Locate and copy each line in the data that contains the word "true".
═════ Data shown
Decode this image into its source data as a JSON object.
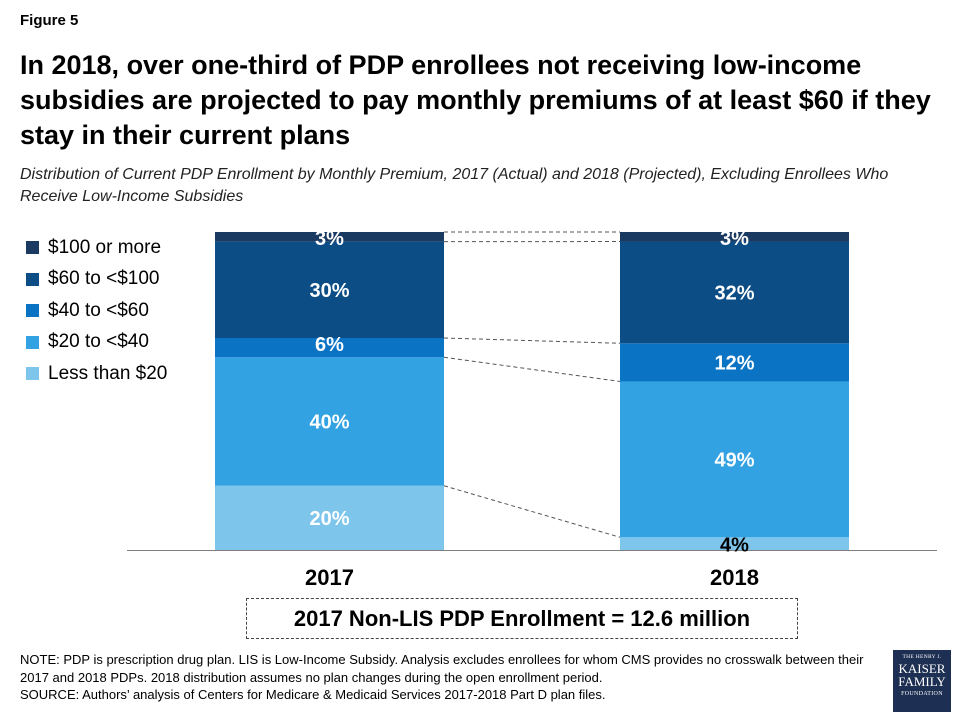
{
  "figure_label": "Figure 5",
  "title": "In 2018, over one-third of PDP enrollees not receiving low-income subsidies are projected to pay monthly premiums of at least $60 if they stay in their current plans",
  "subtitle": "Distribution of Current PDP Enrollment by Monthly Premium, 2017 (Actual) and 2018 (Projected), Excluding Enrollees Who Receive Low-Income Subsidies",
  "enrollment_box": "2017 Non-LIS PDP Enrollment = 12.6 million",
  "notes": [
    "NOTE: PDP is prescription drug plan. LIS is Low-Income Subsidy. Analysis excludes enrollees for whom CMS provides no crosswalk between their 2017 and 2018 PDPs. 2018 distribution assumes no plan changes during the open enrollment period.",
    "SOURCE: Authors’ analysis of Centers for Medicare & Medicaid Services 2017-2018 Part D plan files."
  ],
  "logo": {
    "line1": "THE HENRY J.",
    "line2": "KAISER",
    "line3": "FAMILY",
    "line4": "FOUNDATION"
  },
  "chart_data": {
    "type": "bar",
    "stacked": true,
    "percent": true,
    "categories": [
      "2017",
      "2018"
    ],
    "series": [
      {
        "name": "Less than $20",
        "color": "#7ec5ec",
        "values": [
          20,
          4
        ]
      },
      {
        "name": "$20 to <$40",
        "color": "#33a2e2",
        "values": [
          40,
          49
        ]
      },
      {
        "name": "$40 to <$60",
        "color": "#0b73c4",
        "values": [
          6,
          12
        ]
      },
      {
        "name": "$60 to <$100",
        "color": "#0b4d84",
        "values": [
          30,
          32
        ]
      },
      {
        "name": "$100 or more",
        "color": "#1a3a62",
        "values": [
          3,
          3
        ]
      }
    ],
    "data_labels": [
      [
        "20%",
        "4%"
      ],
      [
        "40%",
        "49%"
      ],
      [
        "6%",
        "12%"
      ],
      [
        "30%",
        "32%"
      ],
      [
        "3%",
        "3%"
      ]
    ],
    "legend_position": "top-left",
    "ylim": [
      0,
      100
    ],
    "grid": false,
    "connector_lines": true
  }
}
══════════
» **Output of the task**
    "stacked": true,
    "percent": true,
    "connector_lines": true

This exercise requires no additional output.